• _Input rows_:
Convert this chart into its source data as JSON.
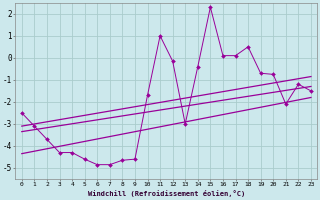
{
  "background_color": "#cce8ec",
  "grid_color": "#aacccc",
  "line_color": "#990099",
  "marker_color": "#990099",
  "xlabel": "Windchill (Refroidissement éolien,°C)",
  "xlim": [
    -0.5,
    23.5
  ],
  "ylim": [
    -5.5,
    2.5
  ],
  "yticks": [
    -5,
    -4,
    -3,
    -2,
    -1,
    0,
    1,
    2
  ],
  "xticks": [
    0,
    1,
    2,
    3,
    4,
    5,
    6,
    7,
    8,
    9,
    10,
    11,
    12,
    13,
    14,
    15,
    16,
    17,
    18,
    19,
    20,
    21,
    22,
    23
  ],
  "scatter_x": [
    0,
    1,
    2,
    3,
    4,
    5,
    6,
    7,
    8,
    9,
    10,
    11,
    12,
    13,
    14,
    15,
    16,
    17,
    18,
    19,
    20,
    21,
    22,
    23
  ],
  "scatter_y": [
    -2.5,
    -3.1,
    -3.7,
    -4.3,
    -4.3,
    -4.6,
    -4.85,
    -4.85,
    -4.65,
    -4.6,
    -1.7,
    1.0,
    -0.15,
    -3.0,
    -0.4,
    2.3,
    0.1,
    0.1,
    0.5,
    -0.7,
    -0.75,
    -2.1,
    -1.2,
    -1.5
  ],
  "regression_lines": [
    {
      "x": [
        0,
        23
      ],
      "y": [
        -3.1,
        -0.85
      ]
    },
    {
      "x": [
        0,
        23
      ],
      "y": [
        -3.35,
        -1.3
      ]
    },
    {
      "x": [
        0,
        23
      ],
      "y": [
        -4.35,
        -1.8
      ]
    }
  ]
}
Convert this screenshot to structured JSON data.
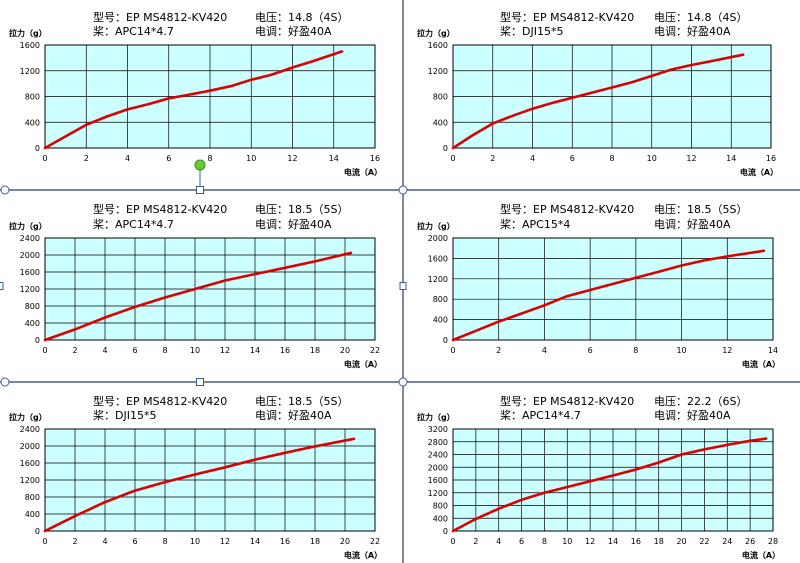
{
  "labels": {
    "model_prefix": "型号：",
    "prop_prefix": "桨：",
    "voltage_prefix": "电压：",
    "esc_prefix": "电调："
  },
  "colors": {
    "plot_bg": "#ccffff",
    "curve": "#dd0000",
    "grid": "#000000",
    "divider": "#2a3d5a",
    "handle_fill": "#ffffff",
    "handle_stroke": "#3a5f9a",
    "rotate_handle": "#66cc33"
  },
  "icons": {
    "selection_handles": "square-handle-icon",
    "rotation_handle": "green-circle-rotate-icon"
  },
  "chart_data": [
    {
      "type": "line",
      "model": "EP MS4812-KV420",
      "prop": "APC14*4.7",
      "voltage": "14.8（4S）",
      "esc": "好盈40A",
      "ylabel": "拉力（g）",
      "xlabel": "电流（A）",
      "xlim": [
        0,
        16
      ],
      "ylim": [
        0,
        1600
      ],
      "xticks": [
        0,
        2,
        4,
        6,
        8,
        10,
        12,
        14,
        16
      ],
      "yticks": [
        0,
        400,
        800,
        1200,
        1600
      ],
      "grid": true,
      "series": [
        {
          "x": [
            0,
            1,
            2,
            3,
            4,
            5,
            6,
            7,
            8,
            9,
            10,
            11,
            12,
            13,
            14.4
          ],
          "y": [
            0,
            180,
            360,
            490,
            600,
            680,
            770,
            830,
            890,
            960,
            1060,
            1140,
            1250,
            1350,
            1500
          ]
        }
      ]
    },
    {
      "type": "line",
      "model": "EP MS4812-KV420",
      "prop": "DJI15*5",
      "voltage": "14.8（4S）",
      "esc": "好盈40A",
      "ylabel": "拉力（g）",
      "xlabel": "电流（A）",
      "xlim": [
        0,
        16
      ],
      "ylim": [
        0,
        1600
      ],
      "xticks": [
        0,
        2,
        4,
        6,
        8,
        10,
        12,
        14,
        16
      ],
      "yticks": [
        0,
        400,
        800,
        1200,
        1600
      ],
      "grid": true,
      "series": [
        {
          "x": [
            0,
            1,
            2,
            3,
            4,
            5,
            6,
            7,
            8,
            9,
            10,
            11,
            12,
            13,
            14.6
          ],
          "y": [
            0,
            200,
            380,
            500,
            610,
            700,
            780,
            860,
            940,
            1020,
            1120,
            1220,
            1290,
            1350,
            1450
          ]
        }
      ]
    },
    {
      "type": "line",
      "model": "EP MS4812-KV420",
      "prop": "APC14*4.7",
      "voltage": "18.5（5S）",
      "esc": "好盈40A",
      "ylabel": "拉力（g）",
      "xlabel": "电流（A）",
      "xlim": [
        0,
        22
      ],
      "ylim": [
        0,
        2400
      ],
      "xticks": [
        0,
        2,
        4,
        6,
        8,
        10,
        12,
        14,
        16,
        18,
        20,
        22
      ],
      "yticks": [
        0,
        400,
        800,
        1200,
        1600,
        2000,
        2400
      ],
      "grid": true,
      "series": [
        {
          "x": [
            0,
            2,
            4,
            6,
            8,
            10,
            12,
            14,
            16,
            18,
            20.4
          ],
          "y": [
            0,
            250,
            530,
            780,
            1000,
            1200,
            1400,
            1550,
            1700,
            1850,
            2050
          ]
        }
      ]
    },
    {
      "type": "line",
      "model": "EP MS4812-KV420",
      "prop": "APC15*4",
      "voltage": "18.5（5S）",
      "esc": "好盈40A",
      "ylabel": "拉力（g）",
      "xlabel": "电流（A）",
      "xlim": [
        0,
        14
      ],
      "ylim": [
        0,
        2000
      ],
      "xticks": [
        0,
        2,
        4,
        6,
        8,
        10,
        12,
        14
      ],
      "yticks": [
        0,
        400,
        800,
        1200,
        1600,
        2000
      ],
      "grid": true,
      "series": [
        {
          "x": [
            0,
            1,
            2,
            3,
            4,
            5,
            6,
            7,
            8,
            9,
            10,
            11,
            12,
            13.6
          ],
          "y": [
            0,
            180,
            360,
            520,
            680,
            860,
            980,
            1100,
            1220,
            1340,
            1460,
            1560,
            1640,
            1750
          ]
        }
      ]
    },
    {
      "type": "line",
      "model": "EP MS4812-KV420",
      "prop": "DJI15*5",
      "voltage": "18.5（5S）",
      "esc": "好盈40A",
      "ylabel": "拉力（g）",
      "xlabel": "电流（A）",
      "xlim": [
        0,
        22
      ],
      "ylim": [
        0,
        2400
      ],
      "xticks": [
        0,
        2,
        4,
        6,
        8,
        10,
        12,
        14,
        16,
        18,
        20,
        22
      ],
      "yticks": [
        0,
        400,
        800,
        1200,
        1600,
        2000,
        2400
      ],
      "grid": true,
      "series": [
        {
          "x": [
            0,
            2,
            4,
            6,
            8,
            10,
            12,
            14,
            16,
            18,
            20.6
          ],
          "y": [
            0,
            350,
            680,
            950,
            1150,
            1330,
            1500,
            1680,
            1840,
            1990,
            2170
          ]
        }
      ]
    },
    {
      "type": "line",
      "model": "EP MS4812-KV420",
      "prop": "APC14*4.7",
      "voltage": "22.2（6S）",
      "esc": "好盈40A",
      "ylabel": "拉力（g）",
      "xlabel": "电流（A）",
      "xlim": [
        0,
        28
      ],
      "ylim": [
        0,
        3200
      ],
      "xticks": [
        0,
        2,
        4,
        6,
        8,
        10,
        12,
        14,
        16,
        18,
        20,
        22,
        24,
        26,
        28
      ],
      "yticks": [
        0,
        400,
        800,
        1200,
        1600,
        2000,
        2400,
        2800,
        3200
      ],
      "grid": true,
      "series": [
        {
          "x": [
            0,
            2,
            4,
            6,
            8,
            10,
            12,
            14,
            16,
            18,
            20,
            22,
            24,
            26,
            27.4
          ],
          "y": [
            0,
            380,
            700,
            980,
            1200,
            1380,
            1560,
            1740,
            1930,
            2150,
            2400,
            2560,
            2700,
            2830,
            2900
          ]
        }
      ]
    }
  ]
}
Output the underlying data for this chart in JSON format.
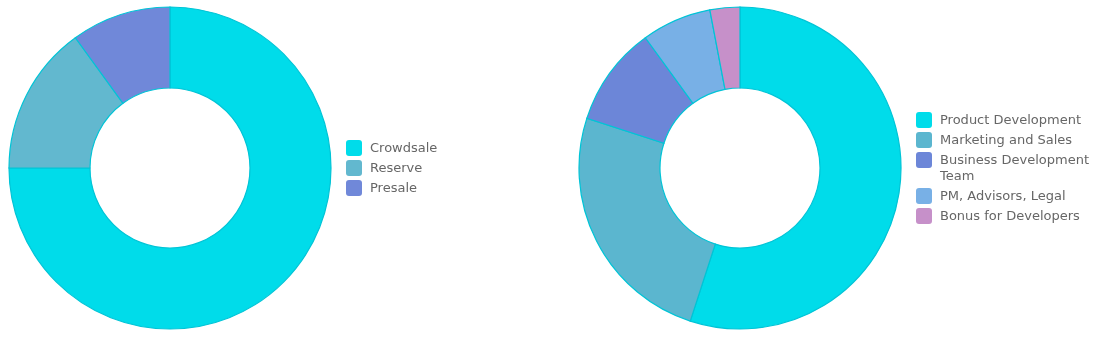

• _Exercise requirements_: Transcribe each entry precisely as given, leaving the pictures out.

• _Written answer_:
Convert this chart into its source data as JSON.
{
  "background_color": "#cce8ec",
  "grid_color": "#aacccc",
  "line_color": "#990099",
  "marker_color": "#990099",
  "xlabel": "Windchill (Refroidissement éolien,°C)",
  "xlim": [
    -0.5,
    23.5
  ],
  "ylim": [
    -5.5,
    2.5
  ],
  "yticks": [
    -5,
    -4,
    -3,
    -2,
    -1,
    0,
    1,
    2
  ],
  "xticks": [
    0,
    1,
    2,
    3,
    4,
    5,
    6,
    7,
    8,
    9,
    10,
    11,
    12,
    13,
    14,
    15,
    16,
    17,
    18,
    19,
    20,
    21,
    22,
    23
  ],
  "scatter_x": [
    0,
    1,
    2,
    3,
    4,
    5,
    6,
    7,
    8,
    9,
    10,
    11,
    12,
    13,
    14,
    15,
    16,
    17,
    18,
    19,
    20,
    21,
    22,
    23
  ],
  "scatter_y": [
    -2.5,
    -3.1,
    -3.7,
    -4.3,
    -4.3,
    -4.6,
    -4.85,
    -4.85,
    -4.65,
    -4.6,
    -1.7,
    1.0,
    -0.15,
    -3.0,
    -0.4,
    2.3,
    0.1,
    0.1,
    0.5,
    -0.7,
    -0.75,
    -2.1,
    -1.2,
    -1.5
  ],
  "regression_lines": [
    {
      "x": [
        0,
        23
      ],
      "y": [
        -3.1,
        -0.85
      ]
    },
    {
      "x": [
        0,
        23
      ],
      "y": [
        -3.35,
        -1.3
      ]
    },
    {
      "x": [
        0,
        23
      ],
      "y": [
        -4.35,
        -1.8
      ]
    }
  ]
}
Convert this screenshot to structured JSON data.
{
  "labels": {
    "model_prefix": "型号：",
    "prop_prefix": "桨：",
    "voltage_prefix": "电压：",
    "esc_prefix": "电调："
  },
  "colors": {
    "plot_bg": "#ccffff",
    "curve": "#dd0000",
    "grid": "#000000",
    "divider": "#2a3d5a",
    "handle_fill": "#ffffff",
    "handle_stroke": "#3a5f9a",
    "rotate_handle": "#66cc33"
  },
  "icons": {
    "selection_handles": "square-handle-icon",
    "rotation_handle": "green-circle-rotate-icon"
  },
  "chart_data": [
    {
      "type": "line",
      "model": "EP MS4812-KV420",
      "prop": "APC14*4.7",
      "voltage": "14.8（4S）",
      "esc": "好盈40A",
      "ylabel": "拉力（g）",
      "xlabel": "电流（A）",
      "xlim": [
        0,
        16
      ],
      "ylim": [
        0,
        1600
      ],
      "xticks": [
        0,
        2,
        4,
        6,
        8,
        10,
        12,
        14,
        16
      ],
      "yticks": [
        0,
        400,
        800,
        1200,
        1600
      ],
      "grid": true,
      "series": [
        {
          "x": [
            0,
            1,
            2,
            3,
            4,
            5,
            6,
            7,
            8,
            9,
            10,
            11,
            12,
            13,
            14.4
          ],
          "y": [
            0,
            180,
            360,
            490,
            600,
            680,
            770,
            830,
            890,
            960,
            1060,
            1140,
            1250,
            1350,
            1500
          ]
        }
      ]
    },
    {
      "type": "line",
      "model": "EP MS4812-KV420",
      "prop": "DJI15*5",
      "voltage": "14.8（4S）",
      "esc": "好盈40A",
      "ylabel": "拉力（g）",
      "xlabel": "电流（A）",
      "xlim": [
        0,
        16
      ],
      "ylim": [
        0,
        1600
      ],
      "xticks": [
        0,
        2,
        4,
        6,
        8,
        10,
        12,
        14,
        16
      ],
      "yticks": [
        0,
        400,
        800,
        1200,
        1600
      ],
      "grid": true,
      "series": [
        {
          "x": [
            0,
            1,
            2,
            3,
            4,
            5,
            6,
            7,
            8,
            9,
            10,
            11,
            12,
            13,
            14.6
          ],
          "y": [
            0,
            200,
            380,
            500,
            610,
            700,
            780,
            860,
            940,
            1020,
            1120,
            1220,
            1290,
            1350,
            1450
          ]
        }
      ]
    },
    {
      "type": "line",
      "model": "EP MS4812-KV420",
      "prop": "APC14*4.7",
      "voltage": "18.5（5S）",
      "esc": "好盈40A",
      "ylabel": "拉力（g）",
      "xlabel": "电流（A）",
      "xlim": [
        0,
        22
      ],
      "ylim": [
        0,
        2400
      ],
      "xticks": [
        0,
        2,
        4,
        6,
        8,
        10,
        12,
        14,
        16,
        18,
        20,
        22
      ],
      "yticks": [
        0,
        400,
        800,
        1200,
        1600,
        2000,
        2400
      ],
      "grid": true,
      "series": [
        {
          "x": [
            0,
            2,
            4,
            6,
            8,
            10,
            12,
            14,
            16,
            18,
            20.4
          ],
          "y": [
            0,
            250,
            530,
            780,
            1000,
            1200,
            1400,
            1550,
            1700,
            1850,
            2050
          ]
        }
      ]
    },
    {
      "type": "line",
      "model": "EP MS4812-KV420",
      "prop": "APC15*4",
      "voltage": "18.5（5S）",
      "esc": "好盈40A",
      "ylabel": "拉力（g）",
      "xlabel": "电流（A）",
      "xlim": [
        0,
        14
      ],
      "ylim": [
        0,
        2000
      ],
      "xticks": [
        0,
        2,
        4,
        6,
        8,
        10,
        12,
        14
      ],
      "yticks": [
        0,
        400,
        800,
        1200,
        1600,
        2000
      ],
      "grid": true,
      "series": [
        {
          "x": [
            0,
            1,
            2,
            3,
            4,
            5,
            6,
            7,
            8,
            9,
            10,
            11,
            12,
            13.6
          ],
          "y": [
            0,
            180,
            360,
            520,
            680,
            860,
            980,
            1100,
            1220,
            1340,
            1460,
            1560,
            1640,
            1750
          ]
        }
      ]
    },
    {
      "type": "line",
      "model": "EP MS4812-KV420",
      "prop": "DJI15*5",
      "voltage": "18.5（5S）",
      "esc": "好盈40A",
      "ylabel": "拉力（g）",
      "xlabel": "电流（A）",
      "xlim": [
        0,
        22
      ],
      "ylim": [
        0,
        2400
      ],
      "xticks": [
        0,
        2,
        4,
        6,
        8,
        10,
        12,
        14,
        16,
        18,
        20,
        22
      ],
      "yticks": [
        0,
        400,
        800,
        1200,
        1600,
        2000,
        2400
      ],
      "grid": true,
      "series": [
        {
          "x": [
            0,
            2,
            4,
            6,
            8,
            10,
            12,
            14,
            16,
            18,
            20.6
          ],
          "y": [
            0,
            350,
            680,
            950,
            1150,
            1330,
            1500,
            1680,
            1840,
            1990,
            2170
          ]
        }
      ]
    },
    {
      "type": "line",
      "model": "EP MS4812-KV420",
      "prop": "APC14*4.7",
      "voltage": "22.2（6S）",
      "esc": "好盈40A",
      "ylabel": "拉力（g）",
      "xlabel": "电流（A）",
      "xlim": [
        0,
        28
      ],
      "ylim": [
        0,
        3200
      ],
      "xticks": [
        0,
        2,
        4,
        6,
        8,
        10,
        12,
        14,
        16,
        18,
        20,
        22,
        24,
        26,
        28
      ],
      "yticks": [
        0,
        400,
        800,
        1200,
        1600,
        2000,
        2400,
        2800,
        3200
      ],
      "grid": true,
      "series": [
        {
          "x": [
            0,
            2,
            4,
            6,
            8,
            10,
            12,
            14,
            16,
            18,
            20,
            22,
            24,
            26,
            27.4
          ],
          "y": [
            0,
            380,
            700,
            980,
            1200,
            1380,
            1560,
            1740,
            1930,
            2150,
            2400,
            2560,
            2700,
            2830,
            2900
          ]
        }
      ]
    }
  ]
}
Output the underlying data for this chart in JSON format.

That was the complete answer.